— Begin GIVEN INFORMATION —

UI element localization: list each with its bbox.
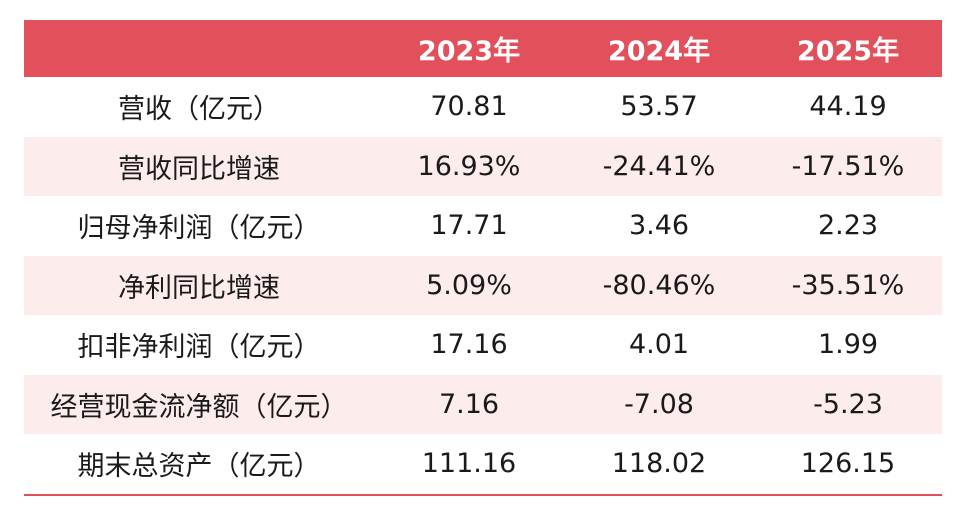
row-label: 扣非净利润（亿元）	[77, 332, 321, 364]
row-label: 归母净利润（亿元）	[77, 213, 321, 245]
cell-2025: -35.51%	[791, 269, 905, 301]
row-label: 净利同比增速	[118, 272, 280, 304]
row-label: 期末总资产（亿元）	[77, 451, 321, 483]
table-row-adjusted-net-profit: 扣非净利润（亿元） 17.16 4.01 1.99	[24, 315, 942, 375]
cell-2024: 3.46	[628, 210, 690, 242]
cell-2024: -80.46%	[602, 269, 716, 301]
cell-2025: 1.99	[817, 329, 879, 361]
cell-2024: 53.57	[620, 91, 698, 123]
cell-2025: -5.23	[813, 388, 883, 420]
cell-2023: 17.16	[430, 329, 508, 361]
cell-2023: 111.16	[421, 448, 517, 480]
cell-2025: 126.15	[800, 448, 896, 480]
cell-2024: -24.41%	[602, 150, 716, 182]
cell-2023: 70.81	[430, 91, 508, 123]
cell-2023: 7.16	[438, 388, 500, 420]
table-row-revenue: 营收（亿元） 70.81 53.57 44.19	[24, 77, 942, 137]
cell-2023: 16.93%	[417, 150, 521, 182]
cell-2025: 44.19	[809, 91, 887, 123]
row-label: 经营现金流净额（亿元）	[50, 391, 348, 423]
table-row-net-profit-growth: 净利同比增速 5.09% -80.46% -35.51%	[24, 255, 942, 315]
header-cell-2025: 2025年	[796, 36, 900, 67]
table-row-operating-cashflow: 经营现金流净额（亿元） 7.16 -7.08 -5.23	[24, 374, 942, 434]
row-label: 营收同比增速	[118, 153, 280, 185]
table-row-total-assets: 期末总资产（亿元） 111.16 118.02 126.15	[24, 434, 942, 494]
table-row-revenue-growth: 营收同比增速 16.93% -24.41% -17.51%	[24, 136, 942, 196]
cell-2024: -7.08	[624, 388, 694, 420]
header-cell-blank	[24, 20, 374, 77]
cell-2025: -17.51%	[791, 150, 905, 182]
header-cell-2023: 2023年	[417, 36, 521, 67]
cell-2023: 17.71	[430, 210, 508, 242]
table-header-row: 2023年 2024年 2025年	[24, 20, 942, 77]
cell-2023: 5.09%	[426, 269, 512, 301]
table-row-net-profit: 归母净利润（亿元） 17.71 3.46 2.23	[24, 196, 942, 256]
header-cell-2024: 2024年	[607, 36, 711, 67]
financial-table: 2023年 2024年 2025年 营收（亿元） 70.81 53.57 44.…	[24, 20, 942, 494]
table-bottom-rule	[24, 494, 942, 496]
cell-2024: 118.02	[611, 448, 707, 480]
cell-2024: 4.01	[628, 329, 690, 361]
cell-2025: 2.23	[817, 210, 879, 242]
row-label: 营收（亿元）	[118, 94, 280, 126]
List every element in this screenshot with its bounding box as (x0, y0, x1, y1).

— End GIVEN INFORMATION —
— Begin GIVEN INFORMATION —

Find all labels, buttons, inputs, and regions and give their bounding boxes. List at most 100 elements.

— End GIVEN INFORMATION —

Output everything in the listing from the line containing "UI element localization: list" down to the line containing "36, 521, 67]" as a JSON list of strings, one string per line. Leave out blank lines and pictures.

[
  "UI element localization: list each with its bbox.",
  "row-label: 扣非净利润（亿元）\t[77, 332, 321, 364]",
  "row-label: 归母净利润（亿元）\t[77, 213, 321, 245]",
  "cell-2025: -35.51%\t[791, 269, 905, 301]",
  "row-label: 净利同比增速\t[118, 272, 280, 304]",
  "row-label: 期末总资产（亿元）\t[77, 451, 321, 483]",
  "table-row-adjusted-net-profit: 扣非净利润（亿元） 17.16 4.01 1.99\t[24, 315, 942, 375]",
  "cell-2024: 3.46\t[628, 210, 690, 242]",
  "cell-2024: -80.46%\t[602, 269, 716, 301]",
  "cell-2025: 1.99\t[817, 329, 879, 361]",
  "cell-2024: 53.57\t[620, 91, 698, 123]",
  "cell-2025: -5.23\t[813, 388, 883, 420]",
  "cell-2023: 17.16\t[430, 329, 508, 361]",
  "cell-2023: 111.16\t[421, 448, 517, 480]",
  "cell-2025: 126.15\t[800, 448, 896, 480]",
  "cell-2024: -24.41%\t[602, 150, 716, 182]",
  "cell-2023: 70.81\t[430, 91, 508, 123]",
  "cell-2023: 7.16\t[438, 388, 500, 420]",
  "table-row-revenue: 营收（亿元） 70.81 53.57 44.19\t[24, 77, 942, 137]",
  "cell-2023: 16.93%\t[417, 150, 521, 182]",
  "cell-2025: 44.19\t[809, 91, 887, 123]",
  "row-label: 经营现金流净额（亿元）\t[50, 391, 348, 423]",
  "table-row-net-profit-growth: 净利同比增速 5.09% -80.46% -35.51%\t[24, 255, 942, 315]",
  "header-cell-2025: 2025年\t[796, 36, 900, 67]",
  "table-row-operating-cashflow: 经营现金流净额（亿元） 7.16 -7.08 -5.23\t[24, 374, 942, 434]",
  "row-label: 营收同比增速\t[118, 153, 280, 185]",
  "table-row-total-assets: 期末总资产（亿元） 111.16 118.02 126.15\t[24, 434, 942, 494]",
  "table-row-revenue-growth: 营收同比增速 16.93% -24.41% -17.51%\t[24, 136, 942, 196]",
  "cell-2024: -7.08\t[624, 388, 694, 420]",
  "header-cell-blank\t[24, 20, 374, 77]",
  "cell-2025: -17.51%\t[791, 150, 905, 182]",
  "header-cell-2023: 2023年\t[417, 36, 521, 67]"
]